Exercise material >>
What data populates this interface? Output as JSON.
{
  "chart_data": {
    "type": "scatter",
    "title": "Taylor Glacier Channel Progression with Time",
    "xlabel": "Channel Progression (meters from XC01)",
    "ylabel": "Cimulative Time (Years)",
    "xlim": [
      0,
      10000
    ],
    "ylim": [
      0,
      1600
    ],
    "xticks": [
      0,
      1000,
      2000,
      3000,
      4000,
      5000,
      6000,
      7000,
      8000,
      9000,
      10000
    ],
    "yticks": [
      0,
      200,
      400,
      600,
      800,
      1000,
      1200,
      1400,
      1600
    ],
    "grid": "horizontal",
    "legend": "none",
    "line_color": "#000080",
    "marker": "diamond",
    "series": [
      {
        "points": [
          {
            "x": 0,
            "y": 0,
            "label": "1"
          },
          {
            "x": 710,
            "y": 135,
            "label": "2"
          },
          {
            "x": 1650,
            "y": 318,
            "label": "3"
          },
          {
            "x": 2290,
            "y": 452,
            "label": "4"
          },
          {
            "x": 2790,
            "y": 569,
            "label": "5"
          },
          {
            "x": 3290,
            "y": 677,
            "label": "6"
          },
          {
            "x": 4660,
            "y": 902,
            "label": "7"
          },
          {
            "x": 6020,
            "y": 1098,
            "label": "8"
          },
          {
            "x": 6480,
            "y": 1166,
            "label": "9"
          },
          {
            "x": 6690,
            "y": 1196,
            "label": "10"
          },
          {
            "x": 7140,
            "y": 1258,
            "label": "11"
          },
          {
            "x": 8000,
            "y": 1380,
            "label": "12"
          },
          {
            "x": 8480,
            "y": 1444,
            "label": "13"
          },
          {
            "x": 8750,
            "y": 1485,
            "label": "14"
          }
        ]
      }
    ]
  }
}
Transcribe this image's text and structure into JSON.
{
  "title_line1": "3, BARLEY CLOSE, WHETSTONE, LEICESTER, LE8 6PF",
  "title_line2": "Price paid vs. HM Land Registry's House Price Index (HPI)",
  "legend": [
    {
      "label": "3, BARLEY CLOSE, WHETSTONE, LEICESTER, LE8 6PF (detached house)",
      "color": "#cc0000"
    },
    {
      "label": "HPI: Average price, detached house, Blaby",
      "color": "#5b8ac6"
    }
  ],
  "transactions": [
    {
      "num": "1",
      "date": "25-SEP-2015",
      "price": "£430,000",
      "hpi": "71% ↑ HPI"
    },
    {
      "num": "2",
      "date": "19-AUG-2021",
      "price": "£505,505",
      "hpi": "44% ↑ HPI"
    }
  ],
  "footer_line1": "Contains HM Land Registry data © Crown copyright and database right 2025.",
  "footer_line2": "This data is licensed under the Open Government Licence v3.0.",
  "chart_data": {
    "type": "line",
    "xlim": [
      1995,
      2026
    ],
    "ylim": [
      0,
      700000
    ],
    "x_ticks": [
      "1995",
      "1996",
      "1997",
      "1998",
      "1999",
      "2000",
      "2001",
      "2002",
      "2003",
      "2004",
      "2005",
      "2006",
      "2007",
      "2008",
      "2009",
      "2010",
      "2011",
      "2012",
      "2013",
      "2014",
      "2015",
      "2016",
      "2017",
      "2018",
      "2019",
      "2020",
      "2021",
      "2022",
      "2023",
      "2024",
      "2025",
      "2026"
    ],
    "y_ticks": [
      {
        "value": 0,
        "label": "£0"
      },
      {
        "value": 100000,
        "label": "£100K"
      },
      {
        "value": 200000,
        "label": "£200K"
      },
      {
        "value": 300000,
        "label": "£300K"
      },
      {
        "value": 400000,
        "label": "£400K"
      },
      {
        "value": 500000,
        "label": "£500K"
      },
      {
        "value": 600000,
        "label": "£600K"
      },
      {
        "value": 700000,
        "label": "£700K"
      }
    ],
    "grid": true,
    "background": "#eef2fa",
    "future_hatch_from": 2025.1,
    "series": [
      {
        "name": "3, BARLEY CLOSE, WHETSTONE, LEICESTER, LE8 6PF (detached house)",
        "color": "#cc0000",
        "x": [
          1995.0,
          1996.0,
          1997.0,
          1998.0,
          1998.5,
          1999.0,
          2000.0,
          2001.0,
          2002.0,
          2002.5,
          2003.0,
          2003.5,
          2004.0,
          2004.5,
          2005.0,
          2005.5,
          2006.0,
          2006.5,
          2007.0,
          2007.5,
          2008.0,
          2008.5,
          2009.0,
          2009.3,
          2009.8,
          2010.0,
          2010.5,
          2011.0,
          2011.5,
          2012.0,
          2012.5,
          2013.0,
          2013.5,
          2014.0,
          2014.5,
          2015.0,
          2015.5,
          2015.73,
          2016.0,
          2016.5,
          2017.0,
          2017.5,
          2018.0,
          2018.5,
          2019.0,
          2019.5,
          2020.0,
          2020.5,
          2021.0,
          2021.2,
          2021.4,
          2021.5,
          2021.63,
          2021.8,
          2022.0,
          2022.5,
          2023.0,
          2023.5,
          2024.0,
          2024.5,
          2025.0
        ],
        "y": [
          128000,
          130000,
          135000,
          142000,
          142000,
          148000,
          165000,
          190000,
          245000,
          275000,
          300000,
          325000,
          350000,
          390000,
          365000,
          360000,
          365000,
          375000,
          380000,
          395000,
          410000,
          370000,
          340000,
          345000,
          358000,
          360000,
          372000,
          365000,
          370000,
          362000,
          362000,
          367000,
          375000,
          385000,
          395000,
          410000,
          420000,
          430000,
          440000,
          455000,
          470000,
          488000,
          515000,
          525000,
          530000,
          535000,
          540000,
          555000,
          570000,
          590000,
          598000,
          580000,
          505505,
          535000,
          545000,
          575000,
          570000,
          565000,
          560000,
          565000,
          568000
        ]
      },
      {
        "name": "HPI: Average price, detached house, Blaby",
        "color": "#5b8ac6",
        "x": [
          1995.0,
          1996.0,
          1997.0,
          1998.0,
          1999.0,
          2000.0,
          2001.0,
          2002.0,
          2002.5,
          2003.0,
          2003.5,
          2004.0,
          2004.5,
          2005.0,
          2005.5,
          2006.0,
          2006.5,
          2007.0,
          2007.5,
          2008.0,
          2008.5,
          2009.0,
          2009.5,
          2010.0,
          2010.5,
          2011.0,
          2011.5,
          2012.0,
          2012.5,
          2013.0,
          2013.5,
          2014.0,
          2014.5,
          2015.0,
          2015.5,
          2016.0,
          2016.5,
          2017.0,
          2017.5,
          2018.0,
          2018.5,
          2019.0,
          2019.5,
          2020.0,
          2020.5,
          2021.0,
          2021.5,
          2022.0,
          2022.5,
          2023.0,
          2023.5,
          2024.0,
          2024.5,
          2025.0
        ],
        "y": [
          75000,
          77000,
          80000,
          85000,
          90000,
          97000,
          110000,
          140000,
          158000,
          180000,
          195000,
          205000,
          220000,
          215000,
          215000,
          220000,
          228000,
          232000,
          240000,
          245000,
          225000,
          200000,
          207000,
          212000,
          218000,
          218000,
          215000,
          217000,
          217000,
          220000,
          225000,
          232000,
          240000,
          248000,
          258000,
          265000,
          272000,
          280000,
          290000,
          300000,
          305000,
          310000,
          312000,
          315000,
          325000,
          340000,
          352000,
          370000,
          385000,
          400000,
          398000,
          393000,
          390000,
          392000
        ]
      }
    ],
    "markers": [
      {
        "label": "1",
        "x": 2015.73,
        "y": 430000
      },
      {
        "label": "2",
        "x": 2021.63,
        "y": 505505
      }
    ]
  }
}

Task objective >>
Each record above should be returned exactly as it appears.

Complete response >>
What data populates this interface? Output as JSON.
{
  "chart_data": {
    "type": "scatter",
    "title": "Taylor Glacier Channel Progression with Time",
    "xlabel": "Channel Progression (meters from XC01)",
    "ylabel": "Cimulative Time (Years)",
    "xlim": [
      0,
      10000
    ],
    "ylim": [
      0,
      1600
    ],
    "xticks": [
      0,
      1000,
      2000,
      3000,
      4000,
      5000,
      6000,
      7000,
      8000,
      9000,
      10000
    ],
    "yticks": [
      0,
      200,
      400,
      600,
      800,
      1000,
      1200,
      1400,
      1600
    ],
    "grid": "horizontal",
    "legend": "none",
    "line_color": "#000080",
    "marker": "diamond",
    "series": [
      {
        "points": [
          {
            "x": 0,
            "y": 0,
            "label": "1"
          },
          {
            "x": 710,
            "y": 135,
            "label": "2"
          },
          {
            "x": 1650,
            "y": 318,
            "label": "3"
          },
          {
            "x": 2290,
            "y": 452,
            "label": "4"
          },
          {
            "x": 2790,
            "y": 569,
            "label": "5"
          },
          {
            "x": 3290,
            "y": 677,
            "label": "6"
          },
          {
            "x": 4660,
            "y": 902,
            "label": "7"
          },
          {
            "x": 6020,
            "y": 1098,
            "label": "8"
          },
          {
            "x": 6480,
            "y": 1166,
            "label": "9"
          },
          {
            "x": 6690,
            "y": 1196,
            "label": "10"
          },
          {
            "x": 7140,
            "y": 1258,
            "label": "11"
          },
          {
            "x": 8000,
            "y": 1380,
            "label": "12"
          },
          {
            "x": 8480,
            "y": 1444,
            "label": "13"
          },
          {
            "x": 8750,
            "y": 1485,
            "label": "14"
          }
        ]
      }
    ]
  }
}
Transcribe this image's text and structure into JSON.
{
  "title_line1": "3, BARLEY CLOSE, WHETSTONE, LEICESTER, LE8 6PF",
  "title_line2": "Price paid vs. HM Land Registry's House Price Index (HPI)",
  "legend": [
    {
      "label": "3, BARLEY CLOSE, WHETSTONE, LEICESTER, LE8 6PF (detached house)",
      "color": "#cc0000"
    },
    {
      "label": "HPI: Average price, detached house, Blaby",
      "color": "#5b8ac6"
    }
  ],
  "transactions": [
    {
      "num": "1",
      "date": "25-SEP-2015",
      "price": "£430,000",
      "hpi": "71% ↑ HPI"
    },
    {
      "num": "2",
      "date": "19-AUG-2021",
      "price": "£505,505",
      "hpi": "44% ↑ HPI"
    }
  ],
  "footer_line1": "Contains HM Land Registry data © Crown copyright and database right 2025.",
  "footer_line2": "This data is licensed under the Open Government Licence v3.0.",
  "chart_data": {
    "type": "line",
    "xlim": [
      1995,
      2026
    ],
    "ylim": [
      0,
      700000
    ],
    "x_ticks": [
      "1995",
      "1996",
      "1997",
      "1998",
      "1999",
      "2000",
      "2001",
      "2002",
      "2003",
      "2004",
      "2005",
      "2006",
      "2007",
      "2008",
      "2009",
      "2010",
      "2011",
      "2012",
      "2013",
      "2014",
      "2015",
      "2016",
      "2017",
      "2018",
      "2019",
      "2020",
      "2021",
      "2022",
      "2023",
      "2024",
      "2025",
      "2026"
    ],
    "y_ticks": [
      {
        "value": 0,
        "label": "£0"
      },
      {
        "value": 100000,
        "label": "£100K"
      },
      {
        "value": 200000,
        "label": "£200K"
      },
      {
        "value": 300000,
        "label": "£300K"
      },
      {
        "value": 400000,
        "label": "£400K"
      },
      {
        "value": 500000,
        "label": "£500K"
      },
      {
        "value": 600000,
        "label": "£600K"
      },
      {
        "value": 700000,
        "label": "£700K"
      }
    ],
    "grid": true,
    "background": "#eef2fa",
    "future_hatch_from": 2025.1,
    "series": [
      {
        "name": "3, BARLEY CLOSE, WHETSTONE, LEICESTER, LE8 6PF (detached house)",
        "color": "#cc0000",
        "x": [
          1995.0,
          1996.0,
          1997.0,
          1998.0,
          1998.5,
          1999.0,
          2000.0,
          2001.0,
          2002.0,
          2002.5,
          2003.0,
          2003.5,
          2004.0,
          2004.5,
          2005.0,
          2005.5,
          2006.0,
          2006.5,
          2007.0,
          2007.5,
          2008.0,
          2008.5,
          2009.0,
          2009.3,
          2009.8,
          2010.0,
          2010.5,
          2011.0,
          2011.5,
          2012.0,
          2012.5,
          2013.0,
          2013.5,
          2014.0,
          2014.5,
          2015.0,
          2015.5,
          2015.73,
          2016.0,
          2016.5,
          2017.0,
          2017.5,
          2018.0,
          2018.5,
          2019.0,
          2019.5,
          2020.0,
          2020.5,
          2021.0,
          2021.2,
          2021.4,
          2021.5,
          2021.63,
          2021.8,
          2022.0,
          2022.5,
          2023.0,
          2023.5,
          2024.0,
          2024.5,
          2025.0
        ],
        "y": [
          128000,
          130000,
          135000,
          142000,
          142000,
          148000,
          165000,
          190000,
          245000,
          275000,
          300000,
          325000,
          350000,
          390000,
          365000,
          360000,
          365000,
          375000,
          380000,
          395000,
          410000,
          370000,
          340000,
          345000,
          358000,
          360000,
          372000,
          365000,
          370000,
          362000,
          362000,
          367000,
          375000,
          385000,
          395000,
          410000,
          420000,
          430000,
          440000,
          455000,
          470000,
          488000,
          515000,
          525000,
          530000,
          535000,
          540000,
          555000,
          570000,
          590000,
          598000,
          580000,
          505505,
          535000,
          545000,
          575000,
          570000,
          565000,
          560000,
          565000,
          568000
        ]
      },
      {
        "name": "HPI: Average price, detached house, Blaby",
        "color": "#5b8ac6",
        "x": [
          1995.0,
          1996.0,
          1997.0,
          1998.0,
          1999.0,
          2000.0,
          2001.0,
          2002.0,
          2002.5,
          2003.0,
          2003.5,
          2004.0,
          2004.5,
          2005.0,
          2005.5,
          2006.0,
          2006.5,
          2007.0,
          2007.5,
          2008.0,
          2008.5,
          2009.0,
          2009.5,
          2010.0,
          2010.5,
          2011.0,
          2011.5,
          2012.0,
          2012.5,
          2013.0,
          2013.5,
          2014.0,
          2014.5,
          2015.0,
          2015.5,
          2016.0,
          2016.5,
          2017.0,
          2017.5,
          2018.0,
          2018.5,
          2019.0,
          2019.5,
          2020.0,
          2020.5,
          2021.0,
          2021.5,
          2022.0,
          2022.5,
          2023.0,
          2023.5,
          2024.0,
          2024.5,
          2025.0
        ],
        "y": [
          75000,
          77000,
          80000,
          85000,
          90000,
          97000,
          110000,
          140000,
          158000,
          180000,
          195000,
          205000,
          220000,
          215000,
          215000,
          220000,
          228000,
          232000,
          240000,
          245000,
          225000,
          200000,
          207000,
          212000,
          218000,
          218000,
          215000,
          217000,
          217000,
          220000,
          225000,
          232000,
          240000,
          248000,
          258000,
          265000,
          272000,
          280000,
          290000,
          300000,
          305000,
          310000,
          312000,
          315000,
          325000,
          340000,
          352000,
          370000,
          385000,
          400000,
          398000,
          393000,
          390000,
          392000
        ]
      }
    ],
    "markers": [
      {
        "label": "1",
        "x": 2015.73,
        "y": 430000
      },
      {
        "label": "2",
        "x": 2021.63,
        "y": 505505
      }
    ]
  }
}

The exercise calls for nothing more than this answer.